=== EXERCISES ===
(a) Answer these questions using the text on gifted children with AuDHD, one answer per line:
(i) What do adults often take asynchronous development to be, rather than giftedness?
(ii) What is the fourth way the text describes?
(iii) What does camouflage hide, according to the fifth way?
(b) Continue the text on gifted children with AuDHD from the point where it stops.

===== SOURCE =====

The first is asynchronous development. A child may think far beyond their age in some domains, but lag in executive functioning, emotional regulation, handwriting, task initiation, or social adaptation. So you get a child who can perceive complex structures, ask unusually deep questions, or intuit systems quickly, yet cannot pack their bag, complete repetitive worksheets, tolerate noise, or shift tasks smoothly. Adults often interpret this as laziness, immaturity, defiance, or unevenness rather than giftedness.

The second is output failure. Giftedness is often identified through what the child produces. AuDHD can disrupt production. ADHD can interfere with working memory, follow-through, sequencing, and sustained attention. Autism can affect processing speed in certain contexts, flexibility, tolerance for socially imposed tasks, and willingness to perform on demand. The child may know far more than they can show under institutional conditions. They may speak brilliantly in the right moment and then fail ordinary school tasks. This creates the illusion that the intelligence is exaggerated or inconsistent but really its just various levels off functioning.

The third is masking by disability effects. If the child is overloaded, anxious, sensory defensive, or chronically recovering from effort, their cognitive gifts may be occupied with survival, compensation, or pattern-monitoring. A lot of their intelligence gets used upstream just to remain functional. Instead of looking gifted, they may look scattered, oppositional, shut down, perfectionistic, or emotionally “too much.” What others call dysfunction can partly be the cost of carrying a very active mind inside a nervous system that is easily flooded.

The fourth is misreading intensity. Gifted children often show intensity anyway. AuDHD can make that intensity sharper, stranger, or harder to socially package. The child might seem bossy, obsessive, pedantic, hypersensitive, overly literal in one area and wildly associative in another, deeply imaginative yet unable to tolerate interruption. Adults may pathologise the intensity without recognising the advanced cognition inside it. Or they may do the reverse and romanticise the intelligence while missing the actual support needs.

The fifth is compensation that lowers visibility. Some AuDHD gifted children become very good at camouflage. They infer patterns, mimic others, memorise scripts, rely on strong verbal ability, or use insight to compensate for executive and social difficulties. This can hide both the neurodivergence and the giftedness. They may appear merely “fine,” “quirky,” “sensitive,” or “capable but inconsistent.” Because they compensate, nobody sees the whats fully happening internally. Then later they burn out, collapse under complexity, or realise they have been surviving by overbuilding conscious strategies for things that were meant to be more automatic.

===== DATASET CONTENT =====

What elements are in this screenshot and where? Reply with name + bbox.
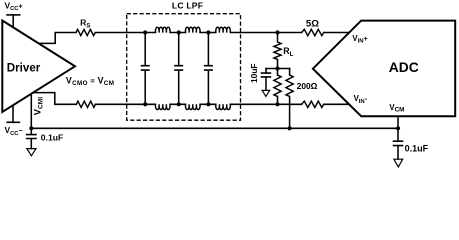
node dot top rail C3 [206,30,210,34]
svg-text:VCC+: VCC+ [5,0,23,12]
wire bottom rail inside LPF seg1 [170,103,185,105]
svg-text:0.1uF: 0.1uF [405,144,429,154]
wire bottom rail LPF to 5ohm [230,103,301,105]
inductor L6 bottom [216,104,231,109]
resistor Rs top [76,29,95,35]
inductor L2 top [185,27,200,32]
wire driver bottom output step [33,93,76,105]
ADC U2 body [313,21,455,117]
node dot top rail C1 [143,30,147,34]
resistor 5ohm top [302,29,324,35]
wire driver top output step [38,33,76,44]
ground under right 0.1uF [394,159,403,167]
svg-text:0.1uF: 0.1uF [41,132,63,142]
wire 10uF stub top [265,69,267,73]
wire RL center junction horizontal [266,68,290,70]
inductor L4 bottom [155,104,170,109]
wire RL lower stub through junction [277,59,279,75]
inductor L5 bottom [185,104,200,109]
inductor L1 top [155,27,170,32]
svg-text:5Ω: 5Ω [306,18,319,29]
ground under 10uF [262,90,270,96]
ground under left 0.1uF [27,149,36,156]
wire bottom rail inside LPF seg2 [200,103,216,105]
svg-text:200Ω: 200Ω [297,81,318,91]
VCC- terminal stub [12,105,14,122]
wire VCM common line [31,127,398,129]
VCC+ terminal bar [7,14,20,16]
resistor 200ohm [286,75,293,97]
wire bottom rail 5ohm to ADC VIN- [324,103,350,105]
wire 10uF stem to ground [265,78,267,91]
wire VCMI vertical [30,94,32,129]
svg-text:RS: RS [80,18,90,30]
svg-text:VCMO = VCM: VCMO = VCM [66,75,114,87]
capacitor 0.1uF right plates [393,141,404,145]
resistor Rs bottom [76,101,95,107]
capacitor 10uF plates [261,73,272,77]
node dot bottom rail RL [275,102,279,106]
svg-text:RL: RL [283,46,293,58]
node dot VCM pin on VCM line [396,126,400,130]
wire top rail LPF to 5ohm [230,32,301,34]
wire RL lower to bottom rail [277,97,279,105]
svg-text:Driver: Driver [7,61,41,74]
wire top rail 5ohm to ADC VIN+ [324,32,350,34]
svg-text:VCC−: VCC− [5,125,23,137]
capacitor 0.1uF left plates [26,135,37,139]
resistor 5ohm bottom [302,101,324,107]
capacitor C2 shunt [174,33,183,105]
LC LPF dashed box [127,14,241,121]
VCC- terminal bar [7,121,19,123]
wire left 0.1uF stem top [30,128,32,134]
svg-text:ADC: ADC [389,60,419,75]
node dot top rail C2 [177,30,181,34]
wire 200ohm to VCM line [289,97,291,129]
node dot bottom rail C1 [143,102,147,106]
resistor RL upper half [274,33,281,60]
wire top rail Rs to LPF [95,32,155,34]
capacitor C3 shunt [204,33,213,105]
driver amplifier U1 triangle [2,21,75,113]
wire VCM pin vertical [397,116,399,141]
resistor RL lower half [274,75,281,97]
svg-text:LC LPF: LC LPF [172,1,203,11]
capacitor C1 shunt [141,33,150,105]
node dot VCMI on VCM line [29,126,33,130]
wire left 0.1uF stem to ground [30,139,32,148]
wire top rail inside LPF seg2 [200,32,216,34]
svg-text:10uF: 10uF [249,63,259,83]
node dot top rail RL [275,30,279,34]
node dot RL center tap [275,66,279,70]
wire top rail inside LPF seg1 [170,32,185,34]
node dot bottom rail C3 [206,102,210,106]
VCC+ terminal stub [12,15,14,28]
wire 200ohm top stub [289,69,291,76]
wire bottom rail Rs to LPF [95,103,155,105]
wire right 0.1uF stem to ground [397,146,399,159]
node dot 200ohm on VCM line [288,126,292,130]
svg-text:VCMI: VCMI [33,97,45,115]
inductor L3 top [216,27,231,32]
node dot bottom rail C2 [177,102,181,106]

=====

=== EXPECTED ANSWERS ===
(a)
(i) Laziness, immaturity, defiance, or unevenness.
(ii) Misreading intensity.
(iii) Both the neurodivergence and the giftedness.

(b)
Giftedness itself can mask AuDHD. A very bright child may use reasoning to compensate for social confusion, use pattern recognition to work around attention problems, use verbal sophistication to hide comprehension gaps, or teach themselves enough structure to delay detection. So the giftedness covers the neurodivergence, and the neurodivergence covers the giftedness.

This is why some gifted AuDHD children get classified in distorted ways:
smart but lazy
capable but not applying themselves
emotionally intense
oppositional
perfectionistic
socially odd
anxious
underachieving
“fine because grades are okay”
“not gifted because they’re too disorganised”
“not autistic because they’re too insightful”
“not ADHD because they can focus deeply on interests”

A more accurate model is this:

Giftedness concerns the level and form of cognitive complexity.

AuDHD concerns the way attention, sensory processing, regulation, executive functioning, and social processing are organised.
A child can have very high complexity and still have major difficulty with translation into ordinary performance.

Sometimes the giftedness shows up not as conventional excellence but as:

unusual questions
deep pattern detection
existential or moral intensity
rapid grasp of hidden structures
originality that does not fit the task
boredom with low-level repetition
frustration when others move too slowly or too imprecisely
intense need for autonomy because externally imposed structure feels both cognitively deadening and neurologically abrasive

12/11/2025

Our relationships with mentors and psychologists show us what’s still unresolved inside us. When something from our past hasn’t been dealt with—like an unmet need, a hurt, or a belief about love or authority—it doesn’t stay buried. It shapes how we see other people and how we interpret their behaviour. That’s projection.

Projection happens when we unconsciously assign someone a role from our old story. Instead of seeing them as who they are, we see them through the filter of what we’ve already experienced. The psyche does this because it’s trying to complete something that never got finished—it replays a familiar emotional pattern hoping to finally resolve it.

It can show up in all kinds of ways. For example:

When projecting onto male mentors or figures:
Expecting them to provide safety, structure, or protection that was missing from early life.

Looking to them for approval or recognition before trusting one’s own sense of worth.

Reacting strongly to authority—either submitting or rebelling—based on past experiences with men or father figures.

Feeling anger, admiration, or attraction toward them that belongs to a deeper narrative about the masculine.

When projecting onto female mentors or figures:

Comparing oneself, competing, or seeking approval in ways tied to early relationships with mother or sister figures.

Feeling both drawn to and threatened by her confidence, intuition, or warmth.

Expecting emotional nurturing, rescue, or unconditional acceptance beyond the professional dynamic.

Resisting feedback because it echoes an unresolved dynamic with a maternal or feminine authority.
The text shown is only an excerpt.